Reproduce each line exactly, including spacing and punctuation.

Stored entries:
::::::::
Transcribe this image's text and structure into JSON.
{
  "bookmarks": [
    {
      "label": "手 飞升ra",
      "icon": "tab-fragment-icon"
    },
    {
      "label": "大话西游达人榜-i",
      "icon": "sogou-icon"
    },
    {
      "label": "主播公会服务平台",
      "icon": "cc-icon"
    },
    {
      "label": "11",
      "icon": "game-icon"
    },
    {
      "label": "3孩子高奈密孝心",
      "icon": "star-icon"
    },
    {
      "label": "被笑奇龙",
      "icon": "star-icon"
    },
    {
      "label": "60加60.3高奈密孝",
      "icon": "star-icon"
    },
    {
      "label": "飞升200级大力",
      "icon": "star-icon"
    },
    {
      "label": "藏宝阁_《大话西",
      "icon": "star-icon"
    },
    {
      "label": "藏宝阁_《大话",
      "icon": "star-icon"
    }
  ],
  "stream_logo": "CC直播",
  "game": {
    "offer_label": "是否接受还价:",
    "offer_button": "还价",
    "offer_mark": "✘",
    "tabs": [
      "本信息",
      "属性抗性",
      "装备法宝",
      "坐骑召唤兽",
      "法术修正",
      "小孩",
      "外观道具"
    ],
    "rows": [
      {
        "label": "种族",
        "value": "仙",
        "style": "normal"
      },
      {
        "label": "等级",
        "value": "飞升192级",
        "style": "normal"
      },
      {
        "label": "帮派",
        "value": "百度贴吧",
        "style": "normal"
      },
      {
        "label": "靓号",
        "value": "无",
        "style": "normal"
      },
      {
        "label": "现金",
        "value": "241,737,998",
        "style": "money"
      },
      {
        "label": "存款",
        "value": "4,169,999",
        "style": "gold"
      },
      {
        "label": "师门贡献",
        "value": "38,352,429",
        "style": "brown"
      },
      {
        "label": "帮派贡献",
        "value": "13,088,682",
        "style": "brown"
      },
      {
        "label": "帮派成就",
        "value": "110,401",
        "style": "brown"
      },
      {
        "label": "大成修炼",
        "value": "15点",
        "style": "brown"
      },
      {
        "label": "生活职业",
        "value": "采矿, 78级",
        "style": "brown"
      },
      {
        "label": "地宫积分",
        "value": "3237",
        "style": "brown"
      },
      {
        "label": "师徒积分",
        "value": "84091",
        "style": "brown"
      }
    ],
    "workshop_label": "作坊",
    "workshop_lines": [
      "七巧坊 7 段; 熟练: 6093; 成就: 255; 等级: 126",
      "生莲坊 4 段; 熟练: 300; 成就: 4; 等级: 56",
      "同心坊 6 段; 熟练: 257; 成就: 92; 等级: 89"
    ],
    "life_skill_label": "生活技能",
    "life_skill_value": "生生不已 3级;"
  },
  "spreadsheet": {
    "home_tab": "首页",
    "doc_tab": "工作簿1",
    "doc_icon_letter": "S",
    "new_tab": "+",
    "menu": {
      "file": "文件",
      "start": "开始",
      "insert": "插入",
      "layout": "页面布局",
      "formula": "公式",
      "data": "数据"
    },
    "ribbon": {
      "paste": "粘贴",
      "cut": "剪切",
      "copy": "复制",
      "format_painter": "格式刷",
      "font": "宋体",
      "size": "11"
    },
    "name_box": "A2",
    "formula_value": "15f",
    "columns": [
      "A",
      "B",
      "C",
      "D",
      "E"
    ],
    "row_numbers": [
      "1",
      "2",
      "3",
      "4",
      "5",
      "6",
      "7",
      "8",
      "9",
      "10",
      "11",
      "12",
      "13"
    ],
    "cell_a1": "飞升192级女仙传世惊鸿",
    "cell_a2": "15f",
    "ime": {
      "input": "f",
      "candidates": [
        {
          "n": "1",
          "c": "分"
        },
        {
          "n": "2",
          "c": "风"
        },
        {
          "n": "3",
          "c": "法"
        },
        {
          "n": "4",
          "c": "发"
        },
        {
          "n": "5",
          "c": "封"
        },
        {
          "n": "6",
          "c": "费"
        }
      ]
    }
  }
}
::::::::
### FULL RESPONSE
Transcribe this image's text and structure into JSON.
{
  "bookmarks": [
    {
      "label": "手 飞升ra",
      "icon": "tab-fragment-icon"
    },
    {
      "label": "大话西游达人榜-i",
      "icon": "sogou-icon"
    },
    {
      "label": "主播公会服务平台",
      "icon": "cc-icon"
    },
    {
      "label": "11",
      "icon": "game-icon"
    },
    {
      "label": "3孩子高奈密孝心",
      "icon": "star-icon"
    },
    {
      "label": "被笑奇龙",
      "icon": "star-icon"
    },
    {
      "label": "60加60.3高奈密孝",
      "icon": "star-icon"
    },
    {
      "label": "飞升200级大力",
      "icon": "star-icon"
    },
    {
      "label": "藏宝阁_《大话西",
      "icon": "star-icon"
    },
    {
      "label": "藏宝阁_《大话",
      "icon": "star-icon"
    }
  ],
  "stream_logo": "CC直播",
  "game": {
    "offer_label": "是否接受还价:",
    "offer_button": "还价",
    "offer_mark": "✘",
    "tabs": [
      "本信息",
      "属性抗性",
      "装备法宝",
      "坐骑召唤兽",
      "法术修正",
      "小孩",
      "外观道具"
    ],
    "rows": [
      {
        "label": "种族",
        "value": "仙",
        "style": "normal"
      },
      {
        "label": "等级",
        "value": "飞升192级",
        "style": "normal"
      },
      {
        "label": "帮派",
        "value": "百度贴吧",
        "style": "normal"
      },
      {
        "label": "靓号",
        "value": "无",
        "style": "normal"
      },
      {
        "label": "现金",
        "value": "241,737,998",
        "style": "money"
      },
      {
        "label": "存款",
        "value": "4,169,999",
        "style": "gold"
      },
      {
        "label": "师门贡献",
        "value": "38,352,429",
        "style": "brown"
      },
      {
        "label": "帮派贡献",
        "value": "13,088,682",
        "style": "brown"
      },
      {
        "label": "帮派成就",
        "value": "110,401",
        "style": "brown"
      },
      {
        "label": "大成修炼",
        "value": "15点",
        "style": "brown"
      },
      {
        "label": "生活职业",
        "value": "采矿, 78级",
        "style": "brown"
      },
      {
        "label": "地宫积分",
        "value": "3237",
        "style": "brown"
      },
      {
        "label": "师徒积分",
        "value": "84091",
        "style": "brown"
      }
    ],
    "workshop_label": "作坊",
    "workshop_lines": [
      "七巧坊 7 段; 熟练: 6093; 成就: 255; 等级: 126",
      "生莲坊 4 段; 熟练: 300; 成就: 4; 等级: 56",
      "同心坊 6 段; 熟练: 257; 成就: 92; 等级: 89"
    ],
    "life_skill_label": "生活技能",
    "life_skill_value": "生生不已 3级;"
  },
  "spreadsheet": {
    "home_tab": "首页",
    "doc_tab": "工作簿1",
    "doc_icon_letter": "S",
    "new_tab": "+",
    "menu": {
      "file": "文件",
      "start": "开始",
      "insert": "插入",
      "layout": "页面布局",
      "formula": "公式",
      "data": "数据"
    },
    "ribbon": {
      "paste": "粘贴",
      "cut": "剪切",
      "copy": "复制",
      "format_painter": "格式刷",
      "font": "宋体",
      "size": "11"
    },
    "name_box": "A2",
    "formula_value": "15f",
    "columns": [
      "A",
      "B",
      "C",
      "D",
      "E"
    ],
    "row_numbers": [
      "1",
      "2",
      "3",
      "4",
      "5",
      "6",
      "7",
      "8",
      "9",
      "10",
      "11",
      "12",
      "13"
    ],
    "cell_a1": "飞升192级女仙传世惊鸿",
    "cell_a2": "15f",
    "ime": {
      "input": "f",
      "candidates": [
        {
          "n": "1",
          "c": "分"
        },
        {
          "n": "2",
          "c": "风"
        },
        {
          "n": "3",
          "c": "法"
        },
        {
          "n": "4",
          "c": "发"
        },
        {
          "n": "5",
          "c": "封"
        },
        {
          "n": "6",
          "c": "费"
        }
      ]
    }
  }
}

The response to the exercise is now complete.